RECORDS PROVIDED ->
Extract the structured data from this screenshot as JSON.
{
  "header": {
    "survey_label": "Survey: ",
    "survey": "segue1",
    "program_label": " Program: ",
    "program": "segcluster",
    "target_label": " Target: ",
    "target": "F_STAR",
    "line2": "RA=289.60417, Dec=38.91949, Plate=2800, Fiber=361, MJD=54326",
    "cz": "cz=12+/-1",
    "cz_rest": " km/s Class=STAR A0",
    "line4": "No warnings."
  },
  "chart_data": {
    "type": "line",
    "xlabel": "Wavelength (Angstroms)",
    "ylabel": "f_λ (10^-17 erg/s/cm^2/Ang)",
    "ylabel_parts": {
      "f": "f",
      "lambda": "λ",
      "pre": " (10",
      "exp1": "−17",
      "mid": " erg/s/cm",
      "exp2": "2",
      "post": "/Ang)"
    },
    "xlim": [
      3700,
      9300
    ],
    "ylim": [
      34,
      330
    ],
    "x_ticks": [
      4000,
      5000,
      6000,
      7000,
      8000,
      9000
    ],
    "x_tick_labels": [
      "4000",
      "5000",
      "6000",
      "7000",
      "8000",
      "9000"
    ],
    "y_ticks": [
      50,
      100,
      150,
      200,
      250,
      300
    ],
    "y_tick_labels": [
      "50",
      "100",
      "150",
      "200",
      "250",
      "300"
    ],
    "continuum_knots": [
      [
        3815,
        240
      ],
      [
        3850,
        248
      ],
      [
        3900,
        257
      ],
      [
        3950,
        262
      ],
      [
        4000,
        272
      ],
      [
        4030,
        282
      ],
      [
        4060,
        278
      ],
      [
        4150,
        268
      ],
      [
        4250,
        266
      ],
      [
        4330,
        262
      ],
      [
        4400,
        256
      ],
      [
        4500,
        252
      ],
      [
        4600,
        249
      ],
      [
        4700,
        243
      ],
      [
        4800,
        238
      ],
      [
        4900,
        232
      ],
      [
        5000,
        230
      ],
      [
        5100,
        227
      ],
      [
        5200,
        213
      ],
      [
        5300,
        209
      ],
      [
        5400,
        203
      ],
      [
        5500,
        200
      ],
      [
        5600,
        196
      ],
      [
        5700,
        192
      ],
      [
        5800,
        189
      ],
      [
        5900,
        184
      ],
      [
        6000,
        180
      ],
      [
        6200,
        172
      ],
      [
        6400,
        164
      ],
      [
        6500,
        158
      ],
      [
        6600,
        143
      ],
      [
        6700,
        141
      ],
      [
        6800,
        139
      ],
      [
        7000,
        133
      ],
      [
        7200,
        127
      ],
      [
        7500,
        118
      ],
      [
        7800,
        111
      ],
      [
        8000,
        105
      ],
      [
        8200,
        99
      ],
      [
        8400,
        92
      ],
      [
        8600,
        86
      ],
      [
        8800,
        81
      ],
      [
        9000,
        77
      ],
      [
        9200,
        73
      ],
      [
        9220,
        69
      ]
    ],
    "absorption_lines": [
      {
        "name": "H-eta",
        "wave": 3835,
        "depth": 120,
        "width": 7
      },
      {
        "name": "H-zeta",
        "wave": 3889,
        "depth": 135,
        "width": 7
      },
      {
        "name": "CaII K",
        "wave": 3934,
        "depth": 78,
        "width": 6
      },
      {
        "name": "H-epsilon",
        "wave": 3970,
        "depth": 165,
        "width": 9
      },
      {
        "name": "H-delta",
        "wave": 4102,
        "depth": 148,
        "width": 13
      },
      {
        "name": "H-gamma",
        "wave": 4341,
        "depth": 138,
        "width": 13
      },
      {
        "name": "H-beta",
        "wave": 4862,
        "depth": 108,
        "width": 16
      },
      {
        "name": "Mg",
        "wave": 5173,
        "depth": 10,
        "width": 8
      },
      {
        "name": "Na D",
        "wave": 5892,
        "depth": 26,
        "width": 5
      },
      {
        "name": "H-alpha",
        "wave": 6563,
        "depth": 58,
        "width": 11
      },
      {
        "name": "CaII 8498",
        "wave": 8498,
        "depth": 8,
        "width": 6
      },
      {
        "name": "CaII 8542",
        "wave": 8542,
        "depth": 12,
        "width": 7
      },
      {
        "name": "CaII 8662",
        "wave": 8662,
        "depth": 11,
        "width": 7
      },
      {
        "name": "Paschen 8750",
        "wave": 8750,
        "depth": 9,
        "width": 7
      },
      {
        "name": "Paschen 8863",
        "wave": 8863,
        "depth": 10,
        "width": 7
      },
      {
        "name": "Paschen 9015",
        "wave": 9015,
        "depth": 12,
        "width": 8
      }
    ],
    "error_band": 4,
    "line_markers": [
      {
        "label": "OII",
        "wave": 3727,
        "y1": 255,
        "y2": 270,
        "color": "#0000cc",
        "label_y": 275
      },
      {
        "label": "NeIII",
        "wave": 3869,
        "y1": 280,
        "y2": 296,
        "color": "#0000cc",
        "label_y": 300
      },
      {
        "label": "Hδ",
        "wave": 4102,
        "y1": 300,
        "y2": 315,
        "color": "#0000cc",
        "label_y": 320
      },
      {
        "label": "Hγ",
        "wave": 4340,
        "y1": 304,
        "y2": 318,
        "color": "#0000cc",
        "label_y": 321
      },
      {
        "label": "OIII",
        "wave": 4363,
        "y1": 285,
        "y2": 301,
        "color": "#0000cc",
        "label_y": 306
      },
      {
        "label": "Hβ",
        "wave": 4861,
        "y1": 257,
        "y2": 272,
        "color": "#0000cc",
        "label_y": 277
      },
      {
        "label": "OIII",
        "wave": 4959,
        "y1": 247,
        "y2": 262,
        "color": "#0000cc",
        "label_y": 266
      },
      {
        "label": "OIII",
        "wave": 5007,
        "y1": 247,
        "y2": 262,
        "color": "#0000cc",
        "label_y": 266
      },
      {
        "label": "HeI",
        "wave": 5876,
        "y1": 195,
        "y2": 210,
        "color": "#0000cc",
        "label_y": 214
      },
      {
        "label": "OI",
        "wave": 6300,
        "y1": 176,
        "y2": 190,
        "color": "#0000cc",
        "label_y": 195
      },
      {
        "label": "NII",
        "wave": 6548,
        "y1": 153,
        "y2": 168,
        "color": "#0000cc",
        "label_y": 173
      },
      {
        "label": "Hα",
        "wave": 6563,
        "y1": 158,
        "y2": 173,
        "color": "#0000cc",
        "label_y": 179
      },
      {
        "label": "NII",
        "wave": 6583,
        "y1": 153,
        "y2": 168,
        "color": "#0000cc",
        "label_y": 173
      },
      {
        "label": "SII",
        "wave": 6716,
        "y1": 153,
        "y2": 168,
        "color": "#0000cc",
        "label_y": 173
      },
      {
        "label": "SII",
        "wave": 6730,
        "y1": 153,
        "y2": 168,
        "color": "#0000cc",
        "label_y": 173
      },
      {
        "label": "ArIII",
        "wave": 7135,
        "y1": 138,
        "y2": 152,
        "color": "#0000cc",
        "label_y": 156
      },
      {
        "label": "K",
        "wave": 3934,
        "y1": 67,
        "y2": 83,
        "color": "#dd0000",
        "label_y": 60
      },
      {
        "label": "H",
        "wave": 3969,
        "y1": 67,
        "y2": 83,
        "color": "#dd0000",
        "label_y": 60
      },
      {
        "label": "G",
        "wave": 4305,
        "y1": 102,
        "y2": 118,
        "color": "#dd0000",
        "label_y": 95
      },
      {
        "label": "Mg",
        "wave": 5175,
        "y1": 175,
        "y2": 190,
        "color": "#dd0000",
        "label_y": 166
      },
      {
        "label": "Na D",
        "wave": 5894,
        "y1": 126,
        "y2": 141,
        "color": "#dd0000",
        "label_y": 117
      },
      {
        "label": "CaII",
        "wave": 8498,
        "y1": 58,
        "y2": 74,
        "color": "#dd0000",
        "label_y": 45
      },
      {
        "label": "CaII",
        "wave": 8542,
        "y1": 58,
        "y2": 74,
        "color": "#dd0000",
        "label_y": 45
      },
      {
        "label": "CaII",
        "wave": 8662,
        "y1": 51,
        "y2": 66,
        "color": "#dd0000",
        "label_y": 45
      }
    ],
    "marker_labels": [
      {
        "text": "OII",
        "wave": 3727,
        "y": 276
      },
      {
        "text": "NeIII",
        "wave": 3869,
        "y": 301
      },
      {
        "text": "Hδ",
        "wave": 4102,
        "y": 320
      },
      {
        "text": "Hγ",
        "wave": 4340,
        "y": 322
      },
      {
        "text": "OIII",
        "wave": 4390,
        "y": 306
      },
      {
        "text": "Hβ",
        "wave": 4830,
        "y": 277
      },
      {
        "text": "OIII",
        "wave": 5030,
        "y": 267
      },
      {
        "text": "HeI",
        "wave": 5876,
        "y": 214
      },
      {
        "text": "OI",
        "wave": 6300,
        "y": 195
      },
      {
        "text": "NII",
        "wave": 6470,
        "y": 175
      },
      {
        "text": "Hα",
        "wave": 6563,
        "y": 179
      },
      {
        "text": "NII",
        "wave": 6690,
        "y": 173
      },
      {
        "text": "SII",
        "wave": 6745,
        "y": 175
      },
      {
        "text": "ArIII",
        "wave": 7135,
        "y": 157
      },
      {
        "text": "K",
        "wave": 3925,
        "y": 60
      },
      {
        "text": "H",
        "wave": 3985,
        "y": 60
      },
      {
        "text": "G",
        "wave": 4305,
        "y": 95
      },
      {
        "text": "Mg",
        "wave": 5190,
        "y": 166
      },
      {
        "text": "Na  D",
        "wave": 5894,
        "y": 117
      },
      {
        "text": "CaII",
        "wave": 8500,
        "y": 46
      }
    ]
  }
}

SET PROBLEM -> Work out how many lines of the listing above include the word "CaII". Report only the number.

SOLUTION FOR THIS EXERCISE -> 8